=== Problem description ===
Return a copy of every line in the records that includes the word "Source".

=== Exercise data ===
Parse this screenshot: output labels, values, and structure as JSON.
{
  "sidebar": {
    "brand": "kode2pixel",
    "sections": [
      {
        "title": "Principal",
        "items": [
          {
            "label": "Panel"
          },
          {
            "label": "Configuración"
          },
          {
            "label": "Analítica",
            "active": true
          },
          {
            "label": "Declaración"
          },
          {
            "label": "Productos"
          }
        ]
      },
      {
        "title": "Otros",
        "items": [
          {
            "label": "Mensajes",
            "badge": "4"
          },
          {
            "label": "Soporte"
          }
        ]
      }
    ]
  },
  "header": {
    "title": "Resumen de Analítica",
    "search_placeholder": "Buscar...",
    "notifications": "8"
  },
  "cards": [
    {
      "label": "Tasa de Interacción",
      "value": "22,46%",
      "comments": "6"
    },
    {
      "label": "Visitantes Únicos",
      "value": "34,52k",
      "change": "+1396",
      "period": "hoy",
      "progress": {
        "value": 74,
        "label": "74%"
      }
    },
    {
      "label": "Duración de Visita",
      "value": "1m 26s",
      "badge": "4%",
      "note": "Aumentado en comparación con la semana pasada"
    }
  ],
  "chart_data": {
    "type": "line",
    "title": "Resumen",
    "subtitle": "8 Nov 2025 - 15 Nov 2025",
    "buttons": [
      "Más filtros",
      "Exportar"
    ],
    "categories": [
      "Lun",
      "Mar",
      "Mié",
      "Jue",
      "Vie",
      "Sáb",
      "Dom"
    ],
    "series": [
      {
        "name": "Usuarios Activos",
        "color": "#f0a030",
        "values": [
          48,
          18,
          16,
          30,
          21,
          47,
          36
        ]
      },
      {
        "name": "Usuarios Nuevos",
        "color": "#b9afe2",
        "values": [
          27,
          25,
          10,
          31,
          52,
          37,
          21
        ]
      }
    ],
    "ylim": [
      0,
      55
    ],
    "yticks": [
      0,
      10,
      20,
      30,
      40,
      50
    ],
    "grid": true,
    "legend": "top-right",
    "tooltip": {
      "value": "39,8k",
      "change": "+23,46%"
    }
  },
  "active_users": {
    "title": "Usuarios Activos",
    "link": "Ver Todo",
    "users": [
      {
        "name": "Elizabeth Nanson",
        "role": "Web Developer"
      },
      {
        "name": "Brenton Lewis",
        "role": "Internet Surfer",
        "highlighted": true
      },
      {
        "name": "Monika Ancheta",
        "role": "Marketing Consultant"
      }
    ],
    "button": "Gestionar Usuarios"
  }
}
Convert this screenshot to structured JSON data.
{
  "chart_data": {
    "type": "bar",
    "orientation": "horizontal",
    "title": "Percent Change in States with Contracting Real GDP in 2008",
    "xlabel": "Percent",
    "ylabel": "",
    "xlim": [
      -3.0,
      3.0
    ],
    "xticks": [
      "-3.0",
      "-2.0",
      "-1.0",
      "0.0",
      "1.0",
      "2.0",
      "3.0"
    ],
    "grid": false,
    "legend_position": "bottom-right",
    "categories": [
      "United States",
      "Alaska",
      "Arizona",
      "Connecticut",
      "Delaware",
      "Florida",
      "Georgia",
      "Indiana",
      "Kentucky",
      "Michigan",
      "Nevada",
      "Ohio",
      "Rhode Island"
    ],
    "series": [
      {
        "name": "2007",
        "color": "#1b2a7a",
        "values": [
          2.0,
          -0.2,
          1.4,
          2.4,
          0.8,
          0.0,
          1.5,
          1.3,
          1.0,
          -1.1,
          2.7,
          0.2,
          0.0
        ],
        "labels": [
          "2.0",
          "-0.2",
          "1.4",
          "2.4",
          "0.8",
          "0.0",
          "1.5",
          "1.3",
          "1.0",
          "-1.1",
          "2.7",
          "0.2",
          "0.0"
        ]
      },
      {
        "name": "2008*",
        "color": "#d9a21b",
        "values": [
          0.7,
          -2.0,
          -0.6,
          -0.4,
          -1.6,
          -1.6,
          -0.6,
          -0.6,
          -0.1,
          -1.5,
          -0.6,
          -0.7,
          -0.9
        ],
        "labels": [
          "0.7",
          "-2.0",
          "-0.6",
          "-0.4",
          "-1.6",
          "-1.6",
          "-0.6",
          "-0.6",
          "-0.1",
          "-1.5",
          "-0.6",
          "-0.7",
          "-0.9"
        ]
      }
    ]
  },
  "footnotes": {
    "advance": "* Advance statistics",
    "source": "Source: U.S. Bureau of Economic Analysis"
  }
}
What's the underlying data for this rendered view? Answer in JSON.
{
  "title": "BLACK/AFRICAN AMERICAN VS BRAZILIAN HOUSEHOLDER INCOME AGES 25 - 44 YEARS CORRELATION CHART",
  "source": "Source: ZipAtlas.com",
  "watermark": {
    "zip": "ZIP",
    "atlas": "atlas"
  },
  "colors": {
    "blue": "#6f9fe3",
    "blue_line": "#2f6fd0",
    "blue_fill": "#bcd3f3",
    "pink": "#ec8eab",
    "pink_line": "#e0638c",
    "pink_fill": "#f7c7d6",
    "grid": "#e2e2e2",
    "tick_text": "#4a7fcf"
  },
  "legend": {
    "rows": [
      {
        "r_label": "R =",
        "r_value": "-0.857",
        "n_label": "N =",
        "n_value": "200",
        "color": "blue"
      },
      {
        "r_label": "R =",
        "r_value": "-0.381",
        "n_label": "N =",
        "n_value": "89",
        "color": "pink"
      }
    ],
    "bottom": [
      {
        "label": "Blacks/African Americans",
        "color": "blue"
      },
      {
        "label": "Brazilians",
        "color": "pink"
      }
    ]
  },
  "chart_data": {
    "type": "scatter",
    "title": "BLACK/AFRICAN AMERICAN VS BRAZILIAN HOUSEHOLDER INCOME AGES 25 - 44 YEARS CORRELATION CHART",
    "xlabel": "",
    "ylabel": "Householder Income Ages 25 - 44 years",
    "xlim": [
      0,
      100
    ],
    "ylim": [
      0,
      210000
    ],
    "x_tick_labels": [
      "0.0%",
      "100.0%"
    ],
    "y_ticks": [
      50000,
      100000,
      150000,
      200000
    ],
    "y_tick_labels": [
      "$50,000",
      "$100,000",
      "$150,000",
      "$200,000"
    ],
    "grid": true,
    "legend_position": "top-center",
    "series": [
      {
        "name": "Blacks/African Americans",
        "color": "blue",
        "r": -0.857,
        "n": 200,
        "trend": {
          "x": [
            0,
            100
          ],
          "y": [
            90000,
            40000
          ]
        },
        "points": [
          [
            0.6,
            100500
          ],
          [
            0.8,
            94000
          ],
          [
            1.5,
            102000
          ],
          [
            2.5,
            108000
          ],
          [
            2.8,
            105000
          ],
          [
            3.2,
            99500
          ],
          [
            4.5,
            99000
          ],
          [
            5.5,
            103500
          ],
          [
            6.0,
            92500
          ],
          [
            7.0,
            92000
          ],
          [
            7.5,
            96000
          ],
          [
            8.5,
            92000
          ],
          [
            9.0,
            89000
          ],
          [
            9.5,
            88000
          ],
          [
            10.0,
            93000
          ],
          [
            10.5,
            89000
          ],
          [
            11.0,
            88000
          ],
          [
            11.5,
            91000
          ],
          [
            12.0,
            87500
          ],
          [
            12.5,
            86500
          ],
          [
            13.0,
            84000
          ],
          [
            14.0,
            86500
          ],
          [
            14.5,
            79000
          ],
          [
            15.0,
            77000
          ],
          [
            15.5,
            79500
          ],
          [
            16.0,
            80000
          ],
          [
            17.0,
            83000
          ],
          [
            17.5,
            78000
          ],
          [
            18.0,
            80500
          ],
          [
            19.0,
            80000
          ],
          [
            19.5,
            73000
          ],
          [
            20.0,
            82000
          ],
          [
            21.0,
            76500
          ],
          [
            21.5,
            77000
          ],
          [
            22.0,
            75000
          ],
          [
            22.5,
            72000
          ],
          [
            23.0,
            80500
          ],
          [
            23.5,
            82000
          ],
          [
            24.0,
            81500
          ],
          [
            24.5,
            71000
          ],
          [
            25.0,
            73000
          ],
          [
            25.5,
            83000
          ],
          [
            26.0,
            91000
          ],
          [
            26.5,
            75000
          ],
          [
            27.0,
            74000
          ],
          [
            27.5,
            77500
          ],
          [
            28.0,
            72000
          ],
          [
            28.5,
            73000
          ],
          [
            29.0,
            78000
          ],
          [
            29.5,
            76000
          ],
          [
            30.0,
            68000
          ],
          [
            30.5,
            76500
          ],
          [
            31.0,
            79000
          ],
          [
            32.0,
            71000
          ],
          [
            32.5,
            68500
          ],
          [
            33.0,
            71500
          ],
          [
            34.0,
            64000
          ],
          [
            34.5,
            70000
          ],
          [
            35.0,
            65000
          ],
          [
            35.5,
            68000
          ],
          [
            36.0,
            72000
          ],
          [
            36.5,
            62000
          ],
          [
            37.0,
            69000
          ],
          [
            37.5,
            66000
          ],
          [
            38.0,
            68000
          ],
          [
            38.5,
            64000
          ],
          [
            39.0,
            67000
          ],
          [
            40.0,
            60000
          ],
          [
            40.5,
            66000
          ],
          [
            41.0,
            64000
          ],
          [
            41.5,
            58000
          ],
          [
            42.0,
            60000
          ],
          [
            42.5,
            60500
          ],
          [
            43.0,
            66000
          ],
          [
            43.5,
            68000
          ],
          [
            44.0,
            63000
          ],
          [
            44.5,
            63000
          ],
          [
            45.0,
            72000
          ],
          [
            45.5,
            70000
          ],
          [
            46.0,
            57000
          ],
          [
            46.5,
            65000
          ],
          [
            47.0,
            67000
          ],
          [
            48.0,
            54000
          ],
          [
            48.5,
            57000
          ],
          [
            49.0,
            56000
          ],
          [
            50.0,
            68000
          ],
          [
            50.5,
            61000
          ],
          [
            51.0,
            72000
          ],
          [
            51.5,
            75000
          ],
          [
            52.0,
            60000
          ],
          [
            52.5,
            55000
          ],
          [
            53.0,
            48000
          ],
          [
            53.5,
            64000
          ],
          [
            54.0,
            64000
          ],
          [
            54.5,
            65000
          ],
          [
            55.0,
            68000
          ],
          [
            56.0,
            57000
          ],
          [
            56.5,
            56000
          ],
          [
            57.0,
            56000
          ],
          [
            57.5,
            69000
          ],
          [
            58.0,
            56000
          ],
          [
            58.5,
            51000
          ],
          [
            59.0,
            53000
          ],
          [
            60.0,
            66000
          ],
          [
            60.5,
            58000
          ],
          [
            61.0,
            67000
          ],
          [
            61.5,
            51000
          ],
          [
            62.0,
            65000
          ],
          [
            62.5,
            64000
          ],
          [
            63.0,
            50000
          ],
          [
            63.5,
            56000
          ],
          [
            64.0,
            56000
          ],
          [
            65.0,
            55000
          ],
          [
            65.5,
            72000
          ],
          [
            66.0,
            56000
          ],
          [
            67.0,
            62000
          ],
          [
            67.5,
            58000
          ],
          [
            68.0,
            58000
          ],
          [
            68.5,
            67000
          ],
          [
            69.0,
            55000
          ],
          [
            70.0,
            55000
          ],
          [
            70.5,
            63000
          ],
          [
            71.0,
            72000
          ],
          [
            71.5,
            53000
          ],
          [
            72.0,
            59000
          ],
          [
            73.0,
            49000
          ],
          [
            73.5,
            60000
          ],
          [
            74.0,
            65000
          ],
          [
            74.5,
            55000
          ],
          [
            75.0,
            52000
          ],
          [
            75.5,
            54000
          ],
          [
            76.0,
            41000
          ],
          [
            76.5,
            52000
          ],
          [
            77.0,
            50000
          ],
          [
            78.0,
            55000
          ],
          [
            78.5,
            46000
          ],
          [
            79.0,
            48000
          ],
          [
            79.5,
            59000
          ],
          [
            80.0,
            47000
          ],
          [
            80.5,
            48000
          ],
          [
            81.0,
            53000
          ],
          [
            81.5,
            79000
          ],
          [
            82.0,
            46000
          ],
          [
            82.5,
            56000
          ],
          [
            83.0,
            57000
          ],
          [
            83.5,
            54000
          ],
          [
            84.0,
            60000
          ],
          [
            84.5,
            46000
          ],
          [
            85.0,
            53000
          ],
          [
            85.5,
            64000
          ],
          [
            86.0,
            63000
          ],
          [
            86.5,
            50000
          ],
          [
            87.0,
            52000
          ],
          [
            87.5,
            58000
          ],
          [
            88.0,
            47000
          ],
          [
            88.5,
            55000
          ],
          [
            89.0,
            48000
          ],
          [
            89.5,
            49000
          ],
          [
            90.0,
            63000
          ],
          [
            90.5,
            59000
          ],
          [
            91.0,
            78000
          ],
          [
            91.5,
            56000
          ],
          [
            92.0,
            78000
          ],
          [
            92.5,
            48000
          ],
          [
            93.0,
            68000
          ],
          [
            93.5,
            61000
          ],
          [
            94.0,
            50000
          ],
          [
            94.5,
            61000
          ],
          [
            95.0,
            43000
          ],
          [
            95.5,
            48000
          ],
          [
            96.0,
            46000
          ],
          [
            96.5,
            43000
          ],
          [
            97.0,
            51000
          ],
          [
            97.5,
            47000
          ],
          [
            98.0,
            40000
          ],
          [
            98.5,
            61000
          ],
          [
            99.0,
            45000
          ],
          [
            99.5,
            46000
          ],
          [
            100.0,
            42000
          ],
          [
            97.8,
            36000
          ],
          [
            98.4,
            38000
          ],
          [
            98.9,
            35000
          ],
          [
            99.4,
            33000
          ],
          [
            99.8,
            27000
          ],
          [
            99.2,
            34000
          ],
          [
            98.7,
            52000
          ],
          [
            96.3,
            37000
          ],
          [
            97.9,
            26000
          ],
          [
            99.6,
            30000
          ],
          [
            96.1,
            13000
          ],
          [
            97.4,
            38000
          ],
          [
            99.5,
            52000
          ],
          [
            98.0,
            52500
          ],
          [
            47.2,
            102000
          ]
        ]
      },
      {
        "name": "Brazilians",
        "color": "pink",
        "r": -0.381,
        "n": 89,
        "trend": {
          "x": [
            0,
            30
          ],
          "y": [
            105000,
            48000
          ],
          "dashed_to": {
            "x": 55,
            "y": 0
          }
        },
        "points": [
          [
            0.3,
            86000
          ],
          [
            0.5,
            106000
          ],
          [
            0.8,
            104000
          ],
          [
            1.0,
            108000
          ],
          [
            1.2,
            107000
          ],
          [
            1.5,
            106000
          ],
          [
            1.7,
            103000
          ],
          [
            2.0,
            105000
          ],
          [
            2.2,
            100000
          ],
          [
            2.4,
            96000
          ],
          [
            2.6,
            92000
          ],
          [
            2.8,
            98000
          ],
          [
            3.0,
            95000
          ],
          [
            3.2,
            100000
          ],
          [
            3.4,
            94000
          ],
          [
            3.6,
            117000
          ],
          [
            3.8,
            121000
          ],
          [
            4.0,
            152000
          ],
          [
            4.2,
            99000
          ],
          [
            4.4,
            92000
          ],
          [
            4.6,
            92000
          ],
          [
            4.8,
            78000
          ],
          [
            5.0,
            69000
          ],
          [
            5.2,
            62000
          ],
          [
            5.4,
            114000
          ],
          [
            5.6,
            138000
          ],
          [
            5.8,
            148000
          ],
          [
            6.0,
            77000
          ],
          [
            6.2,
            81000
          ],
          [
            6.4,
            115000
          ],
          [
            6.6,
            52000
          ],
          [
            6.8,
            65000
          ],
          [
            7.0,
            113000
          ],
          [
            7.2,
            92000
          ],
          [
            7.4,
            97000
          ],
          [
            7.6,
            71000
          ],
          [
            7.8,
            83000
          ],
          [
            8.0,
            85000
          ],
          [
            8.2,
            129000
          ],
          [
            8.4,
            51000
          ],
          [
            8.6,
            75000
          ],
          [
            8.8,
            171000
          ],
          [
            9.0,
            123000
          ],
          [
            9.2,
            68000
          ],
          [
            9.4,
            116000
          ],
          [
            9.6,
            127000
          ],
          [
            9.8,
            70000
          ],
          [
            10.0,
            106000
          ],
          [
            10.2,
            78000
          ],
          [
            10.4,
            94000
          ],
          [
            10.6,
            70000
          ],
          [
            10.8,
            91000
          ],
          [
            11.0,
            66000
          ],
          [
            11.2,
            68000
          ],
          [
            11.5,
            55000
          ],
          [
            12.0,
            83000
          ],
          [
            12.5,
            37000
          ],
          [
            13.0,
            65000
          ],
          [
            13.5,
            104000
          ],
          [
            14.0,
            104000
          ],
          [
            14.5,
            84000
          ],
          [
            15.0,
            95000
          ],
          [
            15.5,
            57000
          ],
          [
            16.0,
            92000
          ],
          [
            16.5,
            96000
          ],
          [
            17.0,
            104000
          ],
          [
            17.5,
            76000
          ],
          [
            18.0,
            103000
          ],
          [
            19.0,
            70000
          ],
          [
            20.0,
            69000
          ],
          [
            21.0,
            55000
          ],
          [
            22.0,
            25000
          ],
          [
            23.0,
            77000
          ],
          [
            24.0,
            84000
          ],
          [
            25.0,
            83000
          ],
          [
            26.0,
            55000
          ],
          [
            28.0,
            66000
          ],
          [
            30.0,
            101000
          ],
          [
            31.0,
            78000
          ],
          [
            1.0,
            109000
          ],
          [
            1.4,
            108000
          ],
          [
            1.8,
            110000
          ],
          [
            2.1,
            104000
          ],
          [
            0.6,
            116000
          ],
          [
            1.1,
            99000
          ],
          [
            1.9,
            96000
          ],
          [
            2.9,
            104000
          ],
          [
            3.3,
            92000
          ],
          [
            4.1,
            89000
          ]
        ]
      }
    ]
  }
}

=== Response below ===
    "source": "Source: U.S. Bureau of Economic Analysis"
  "source": "Source: ZipAtlas.com",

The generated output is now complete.